WHAT YOU HAVE TO DO:
Set down each entry exactly as given; pictures should not appear in the copy.

WORKING DATA:
►

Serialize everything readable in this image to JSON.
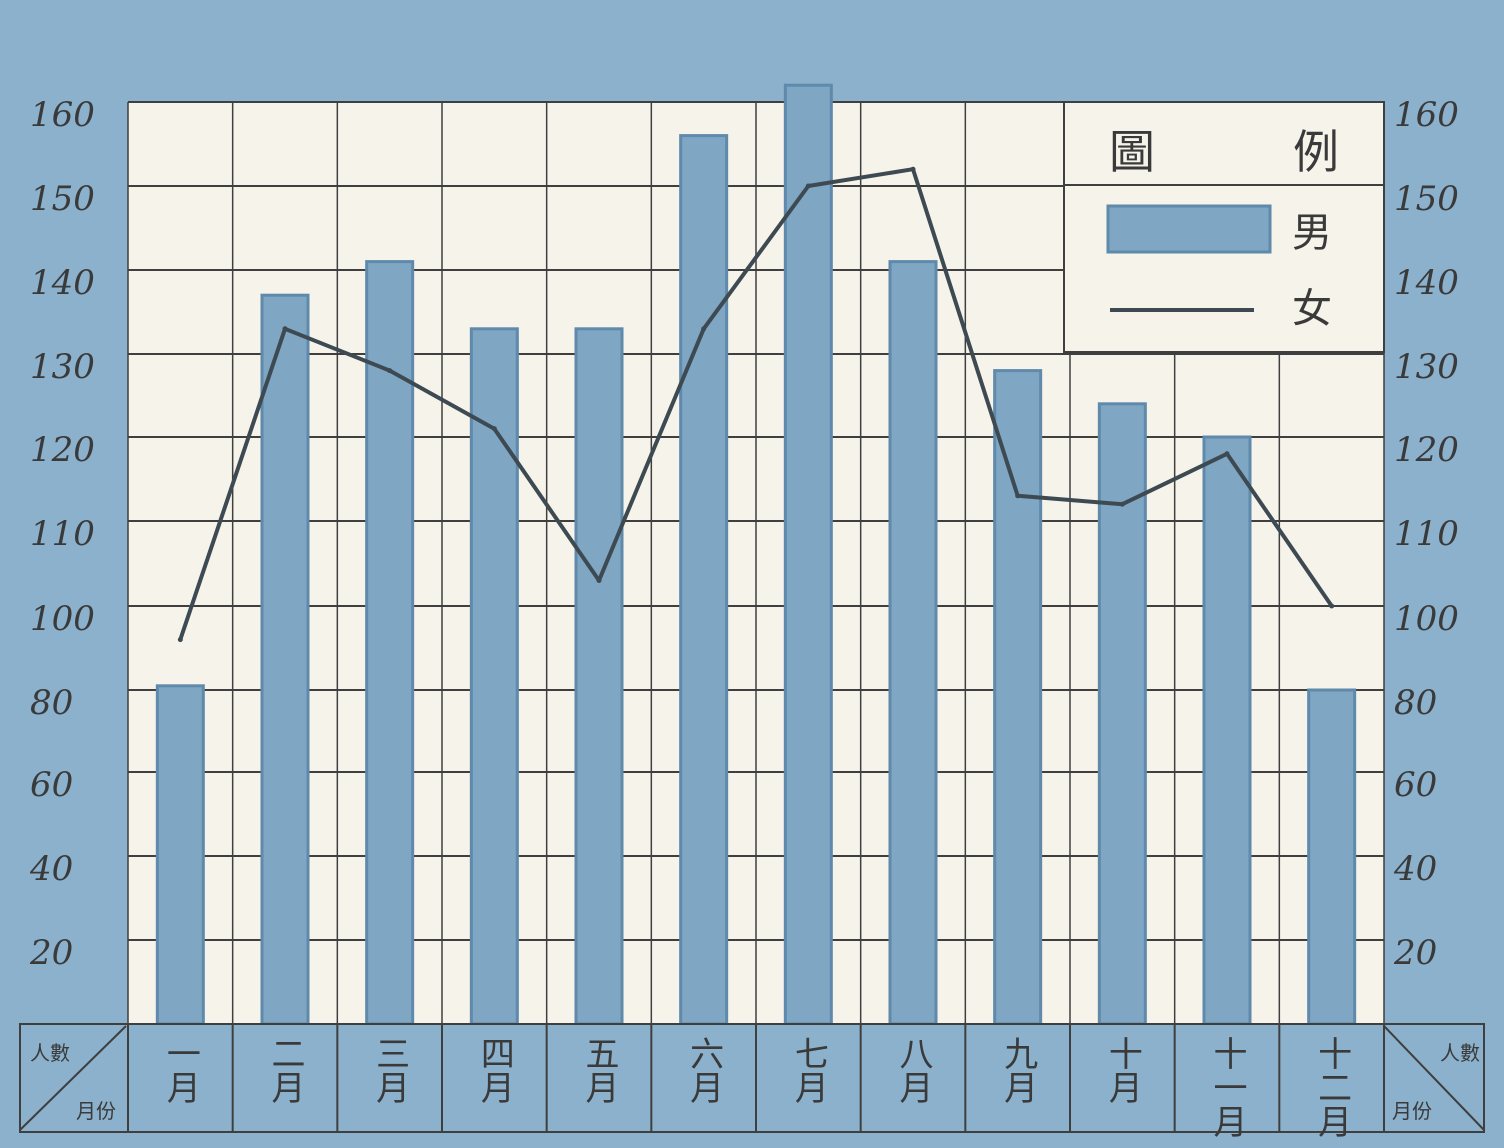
{
  "chart_data": {
    "type": "bar",
    "categories": [
      "一月",
      "二月",
      "三月",
      "四月",
      "五月",
      "六月",
      "七月",
      "八月",
      "九月",
      "十月",
      "十一月",
      "十二月"
    ],
    "series": [
      {
        "name": "男",
        "kind": "bar",
        "values": [
          81,
          137,
          141,
          133,
          133,
          156,
          162,
          141,
          128,
          124,
          120,
          80
        ]
      },
      {
        "name": "女",
        "kind": "line",
        "values": [
          92,
          133,
          128,
          121,
          103,
          133,
          150,
          152,
          113,
          112,
          118,
          100
        ]
      }
    ],
    "left_ticks": [
      "160",
      "150",
      "140",
      "130",
      "120",
      "110",
      "100",
      "80",
      "60",
      "40",
      "20"
    ],
    "right_ticks": [
      "160",
      "150",
      "140",
      "130",
      "120",
      "110",
      "100",
      "80",
      "60",
      "40",
      "20"
    ],
    "legend": {
      "title": "例　圖",
      "title_display": "圖　　　例",
      "items": [
        "男",
        "女"
      ],
      "placement": "top-right"
    },
    "corner_left": {
      "top": "人數",
      "bottom": "月份"
    },
    "corner_right": {
      "top": "人數",
      "bottom": "月份"
    },
    "grid": true,
    "colors": {
      "bar": "#7fa6c3",
      "bar_edge": "#5f8aab",
      "line": "#3e4a52",
      "frame": "#8bb1cc",
      "grid": "#3f3f3f",
      "paper": "#f6f3ea"
    }
  }
}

◄

REPLY TO THE TASK:
Serialize everything readable in this image to JSON.
{
  "chart_data": {
    "type": "bar",
    "categories": [
      "一月",
      "二月",
      "三月",
      "四月",
      "五月",
      "六月",
      "七月",
      "八月",
      "九月",
      "十月",
      "十一月",
      "十二月"
    ],
    "series": [
      {
        "name": "男",
        "kind": "bar",
        "values": [
          81,
          137,
          141,
          133,
          133,
          156,
          162,
          141,
          128,
          124,
          120,
          80
        ]
      },
      {
        "name": "女",
        "kind": "line",
        "values": [
          92,
          133,
          128,
          121,
          103,
          133,
          150,
          152,
          113,
          112,
          118,
          100
        ]
      }
    ],
    "left_ticks": [
      "160",
      "150",
      "140",
      "130",
      "120",
      "110",
      "100",
      "80",
      "60",
      "40",
      "20"
    ],
    "right_ticks": [
      "160",
      "150",
      "140",
      "130",
      "120",
      "110",
      "100",
      "80",
      "60",
      "40",
      "20"
    ],
    "legend": {
      "title": "例　圖",
      "title_display": "圖　　　例",
      "items": [
        "男",
        "女"
      ],
      "placement": "top-right"
    },
    "corner_left": {
      "top": "人數",
      "bottom": "月份"
    },
    "corner_right": {
      "top": "人數",
      "bottom": "月份"
    },
    "grid": true,
    "colors": {
      "bar": "#7fa6c3",
      "bar_edge": "#5f8aab",
      "line": "#3e4a52",
      "frame": "#8bb1cc",
      "grid": "#3f3f3f",
      "paper": "#f6f3ea"
    }
  }
}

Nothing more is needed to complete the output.